TASK DATA:
# # # # #

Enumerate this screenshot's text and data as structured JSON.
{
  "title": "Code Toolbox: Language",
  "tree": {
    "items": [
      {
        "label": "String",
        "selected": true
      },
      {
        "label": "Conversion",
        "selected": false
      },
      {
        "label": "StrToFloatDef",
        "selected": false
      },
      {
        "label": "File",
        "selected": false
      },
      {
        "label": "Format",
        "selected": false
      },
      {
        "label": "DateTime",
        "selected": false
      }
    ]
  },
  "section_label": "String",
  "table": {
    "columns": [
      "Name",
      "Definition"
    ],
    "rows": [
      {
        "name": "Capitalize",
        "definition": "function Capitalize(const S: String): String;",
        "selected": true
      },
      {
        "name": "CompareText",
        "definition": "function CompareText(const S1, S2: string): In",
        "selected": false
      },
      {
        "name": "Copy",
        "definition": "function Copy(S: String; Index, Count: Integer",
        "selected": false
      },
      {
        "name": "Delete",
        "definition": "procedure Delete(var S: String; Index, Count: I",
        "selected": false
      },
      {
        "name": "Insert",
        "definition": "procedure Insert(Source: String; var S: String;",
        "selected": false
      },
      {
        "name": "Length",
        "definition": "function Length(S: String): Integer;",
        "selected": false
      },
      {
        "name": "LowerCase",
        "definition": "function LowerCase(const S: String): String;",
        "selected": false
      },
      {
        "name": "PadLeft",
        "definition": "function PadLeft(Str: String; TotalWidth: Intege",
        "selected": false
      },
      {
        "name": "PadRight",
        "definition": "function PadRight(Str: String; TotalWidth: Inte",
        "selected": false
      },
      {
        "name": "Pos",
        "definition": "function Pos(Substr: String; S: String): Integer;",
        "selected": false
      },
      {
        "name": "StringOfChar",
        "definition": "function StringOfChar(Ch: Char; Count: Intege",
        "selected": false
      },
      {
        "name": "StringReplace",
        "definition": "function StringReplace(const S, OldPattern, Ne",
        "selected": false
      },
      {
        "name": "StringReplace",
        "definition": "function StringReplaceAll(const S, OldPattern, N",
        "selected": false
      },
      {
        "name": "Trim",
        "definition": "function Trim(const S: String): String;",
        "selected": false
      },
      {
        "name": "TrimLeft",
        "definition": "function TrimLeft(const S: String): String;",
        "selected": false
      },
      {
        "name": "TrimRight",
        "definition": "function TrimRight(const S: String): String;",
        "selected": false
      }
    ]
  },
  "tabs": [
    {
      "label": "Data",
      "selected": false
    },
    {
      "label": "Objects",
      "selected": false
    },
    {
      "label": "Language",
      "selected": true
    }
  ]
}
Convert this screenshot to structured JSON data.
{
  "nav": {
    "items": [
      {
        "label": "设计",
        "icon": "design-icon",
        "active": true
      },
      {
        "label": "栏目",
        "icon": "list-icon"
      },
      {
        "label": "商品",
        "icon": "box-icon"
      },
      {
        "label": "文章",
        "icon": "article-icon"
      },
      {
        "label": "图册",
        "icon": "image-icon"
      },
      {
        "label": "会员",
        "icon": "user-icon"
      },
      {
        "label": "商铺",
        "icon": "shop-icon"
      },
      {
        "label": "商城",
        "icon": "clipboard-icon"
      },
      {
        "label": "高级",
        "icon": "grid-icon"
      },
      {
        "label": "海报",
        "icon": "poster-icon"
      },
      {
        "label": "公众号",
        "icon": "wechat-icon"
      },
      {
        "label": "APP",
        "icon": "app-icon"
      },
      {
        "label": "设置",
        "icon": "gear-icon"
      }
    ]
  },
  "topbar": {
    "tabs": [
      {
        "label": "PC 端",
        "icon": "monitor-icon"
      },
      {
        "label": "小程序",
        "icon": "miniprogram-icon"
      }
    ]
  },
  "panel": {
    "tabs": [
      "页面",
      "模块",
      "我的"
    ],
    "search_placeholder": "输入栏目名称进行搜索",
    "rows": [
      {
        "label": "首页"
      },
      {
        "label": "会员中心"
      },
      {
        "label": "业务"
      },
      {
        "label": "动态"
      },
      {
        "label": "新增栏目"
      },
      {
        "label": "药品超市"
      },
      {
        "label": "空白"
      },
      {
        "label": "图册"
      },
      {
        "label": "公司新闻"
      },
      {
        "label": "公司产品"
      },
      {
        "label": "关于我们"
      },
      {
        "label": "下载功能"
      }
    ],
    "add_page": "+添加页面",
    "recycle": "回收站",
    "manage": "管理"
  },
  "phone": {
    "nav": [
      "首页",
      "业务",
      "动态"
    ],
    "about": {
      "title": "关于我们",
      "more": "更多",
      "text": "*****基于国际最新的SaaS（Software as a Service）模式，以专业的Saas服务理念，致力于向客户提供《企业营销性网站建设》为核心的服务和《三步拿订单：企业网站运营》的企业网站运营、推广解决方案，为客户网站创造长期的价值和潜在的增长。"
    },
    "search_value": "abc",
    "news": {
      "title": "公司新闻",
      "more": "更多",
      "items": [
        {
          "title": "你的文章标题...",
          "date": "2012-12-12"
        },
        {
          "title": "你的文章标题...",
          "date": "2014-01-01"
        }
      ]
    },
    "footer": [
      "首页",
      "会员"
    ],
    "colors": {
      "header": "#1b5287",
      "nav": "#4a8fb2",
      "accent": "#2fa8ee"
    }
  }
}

# # # # #

TASK DIRECTIONS: Please quote the records above exactly, without skipping a line.

ANSWER TO THE TASK:
Enumerate this screenshot's text and data as structured JSON.
{
  "title": "Code Toolbox: Language",
  "tree": {
    "items": [
      {
        "label": "String",
        "selected": true
      },
      {
        "label": "Conversion",
        "selected": false
      },
      {
        "label": "StrToFloatDef",
        "selected": false
      },
      {
        "label": "File",
        "selected": false
      },
      {
        "label": "Format",
        "selected": false
      },
      {
        "label": "DateTime",
        "selected": false
      }
    ]
  },
  "section_label": "String",
  "table": {
    "columns": [
      "Name",
      "Definition"
    ],
    "rows": [
      {
        "name": "Capitalize",
        "definition": "function Capitalize(const S: String): String;",
        "selected": true
      },
      {
        "name": "CompareText",
        "definition": "function CompareText(const S1, S2: string): In",
        "selected": false
      },
      {
        "name": "Copy",
        "definition": "function Copy(S: String; Index, Count: Integer",
        "selected": false
      },
      {
        "name": "Delete",
        "definition": "procedure Delete(var S: String; Index, Count: I",
        "selected": false
      },
      {
        "name": "Insert",
        "definition": "procedure Insert(Source: String; var S: String;",
        "selected": false
      },
      {
        "name": "Length",
        "definition": "function Length(S: String): Integer;",
        "selected": false
      },
      {
        "name": "LowerCase",
        "definition": "function LowerCase(const S: String): String;",
        "selected": false
      },
      {
        "name": "PadLeft",
        "definition": "function PadLeft(Str: String; TotalWidth: Intege",
        "selected": false
      },
      {
        "name": "PadRight",
        "definition": "function PadRight(Str: String; TotalWidth: Inte",
        "selected": false
      },
      {
        "name": "Pos",
        "definition": "function Pos(Substr: String; S: String): Integer;",
        "selected": false
      },
      {
        "name": "StringOfChar",
        "definition": "function StringOfChar(Ch: Char; Count: Intege",
        "selected": false
      },
      {
        "name": "StringReplace",
        "definition": "function StringReplace(const S, OldPattern, Ne",
        "selected": false
      },
      {
        "name": "StringReplace",
        "definition": "function StringReplaceAll(const S, OldPattern, N",
        "selected": false
      },
      {
        "name": "Trim",
        "definition": "function Trim(const S: String): String;",
        "selected": false
      },
      {
        "name": "TrimLeft",
        "definition": "function TrimLeft(const S: String): String;",
        "selected": false
      },
      {
        "name": "TrimRight",
        "definition": "function TrimRight(const S: String): String;",
        "selected": false
      }
    ]
  },
  "tabs": [
    {
      "label": "Data",
      "selected": false
    },
    {
      "label": "Objects",
      "selected": false
    },
    {
      "label": "Language",
      "selected": true
    }
  ]
}
Convert this screenshot to structured JSON data.
{
  "nav": {
    "items": [
      {
        "label": "设计",
        "icon": "design-icon",
        "active": true
      },
      {
        "label": "栏目",
        "icon": "list-icon"
      },
      {
        "label": "商品",
        "icon": "box-icon"
      },
      {
        "label": "文章",
        "icon": "article-icon"
      },
      {
        "label": "图册",
        "icon": "image-icon"
      },
      {
        "label": "会员",
        "icon": "user-icon"
      },
      {
        "label": "商铺",
        "icon": "shop-icon"
      },
      {
        "label": "商城",
        "icon": "clipboard-icon"
      },
      {
        "label": "高级",
        "icon": "grid-icon"
      },
      {
        "label": "海报",
        "icon": "poster-icon"
      },
      {
        "label": "公众号",
        "icon": "wechat-icon"
      },
      {
        "label": "APP",
        "icon": "app-icon"
      },
      {
        "label": "设置",
        "icon": "gear-icon"
      }
    ]
  },
  "topbar": {
    "tabs": [
      {
        "label": "PC 端",
        "icon": "monitor-icon"
      },
      {
        "label": "小程序",
        "icon": "miniprogram-icon"
      }
    ]
  },
  "panel": {
    "tabs": [
      "页面",
      "模块",
      "我的"
    ],
    "search_placeholder": "输入栏目名称进行搜索",
    "rows": [
      {
        "label": "首页"
      },
      {
        "label": "会员中心"
      },
      {
        "label": "业务"
      },
      {
        "label": "动态"
      },
      {
        "label": "新增栏目"
      },
      {
        "label": "药品超市"
      },
      {
        "label": "空白"
      },
      {
        "label": "图册"
      },
      {
        "label": "公司新闻"
      },
      {
        "label": "公司产品"
      },
      {
        "label": "关于我们"
      },
      {
        "label": "下载功能"
      }
    ],
    "add_page": "+添加页面",
    "recycle": "回收站",
    "manage": "管理"
  },
  "phone": {
    "nav": [
      "首页",
      "业务",
      "动态"
    ],
    "about": {
      "title": "关于我们",
      "more": "更多",
      "text": "*****基于国际最新的SaaS（Software as a Service）模式，以专业的Saas服务理念，致力于向客户提供《企业营销性网站建设》为核心的服务和《三步拿订单：企业网站运营》的企业网站运营、推广解决方案，为客户网站创造长期的价值和潜在的增长。"
    },
    "search_value": "abc",
    "news": {
      "title": "公司新闻",
      "more": "更多",
      "items": [
        {
          "title": "你的文章标题...",
          "date": "2012-12-12"
        },
        {
          "title": "你的文章标题...",
          "date": "2014-01-01"
        }
      ]
    },
    "footer": [
      "首页",
      "会员"
    ],
    "colors": {
      "header": "#1b5287",
      "nav": "#4a8fb2",
      "accent": "#2fa8ee"
    }
  }
}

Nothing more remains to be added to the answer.